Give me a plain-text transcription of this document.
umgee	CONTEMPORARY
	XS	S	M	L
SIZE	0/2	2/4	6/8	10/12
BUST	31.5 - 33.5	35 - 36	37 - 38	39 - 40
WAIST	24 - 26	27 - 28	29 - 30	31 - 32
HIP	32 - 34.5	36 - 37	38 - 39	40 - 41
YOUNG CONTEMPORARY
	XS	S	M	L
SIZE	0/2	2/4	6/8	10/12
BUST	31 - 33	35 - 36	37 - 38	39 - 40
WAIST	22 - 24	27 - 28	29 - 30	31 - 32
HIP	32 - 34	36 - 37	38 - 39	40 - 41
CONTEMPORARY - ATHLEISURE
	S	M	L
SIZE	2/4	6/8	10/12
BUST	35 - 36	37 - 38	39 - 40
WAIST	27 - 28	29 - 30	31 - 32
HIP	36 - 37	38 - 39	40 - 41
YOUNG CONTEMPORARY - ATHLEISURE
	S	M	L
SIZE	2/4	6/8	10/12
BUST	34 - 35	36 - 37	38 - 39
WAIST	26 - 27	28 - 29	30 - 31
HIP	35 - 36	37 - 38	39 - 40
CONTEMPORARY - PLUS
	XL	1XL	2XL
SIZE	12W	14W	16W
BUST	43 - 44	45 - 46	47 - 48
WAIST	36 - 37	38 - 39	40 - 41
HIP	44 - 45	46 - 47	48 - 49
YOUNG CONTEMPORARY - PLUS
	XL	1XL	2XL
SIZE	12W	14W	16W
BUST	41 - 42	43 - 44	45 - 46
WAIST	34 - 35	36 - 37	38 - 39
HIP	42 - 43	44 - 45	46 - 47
* * *
Exercise brief |
Each line of the material above needs to be quoted exactly, please.

Answer to this problem |
Give me a plain-text transcription of this document.
umgee	CONTEMPORARY
	XS	S	M	L
SIZE	0/2	2/4	6/8	10/12
BUST	31.5 - 33.5	35 - 36	37 - 38	39 - 40
WAIST	24 - 26	27 - 28	29 - 30	31 - 32
HIP	32 - 34.5	36 - 37	38 - 39	40 - 41
YOUNG CONTEMPORARY
	XS	S	M	L
SIZE	0/2	2/4	6/8	10/12
BUST	31 - 33	35 - 36	37 - 38	39 - 40
WAIST	22 - 24	27 - 28	29 - 30	31 - 32
HIP	32 - 34	36 - 37	38 - 39	40 - 41
CONTEMPORARY - ATHLEISURE
	S	M	L
SIZE	2/4	6/8	10/12
BUST	35 - 36	37 - 38	39 - 40
WAIST	27 - 28	29 - 30	31 - 32
HIP	36 - 37	38 - 39	40 - 41
YOUNG CONTEMPORARY - ATHLEISURE
	S	M	L
SIZE	2/4	6/8	10/12
BUST	34 - 35	36 - 37	38 - 39
WAIST	26 - 27	28 - 29	30 - 31
HIP	35 - 36	37 - 38	39 - 40
CONTEMPORARY - PLUS
	XL	1XL	2XL
SIZE	12W	14W	16W
BUST	43 - 44	45 - 46	47 - 48
WAIST	36 - 37	38 - 39	40 - 41
HIP	44 - 45	46 - 47	48 - 49
YOUNG CONTEMPORARY - PLUS
	XL	1XL	2XL
SIZE	12W	14W	16W
BUST	41 - 42	43 - 44	45 - 46
WAIST	34 - 35	36 - 37	38 - 39
HIP	42 - 43	44 - 45	46 - 47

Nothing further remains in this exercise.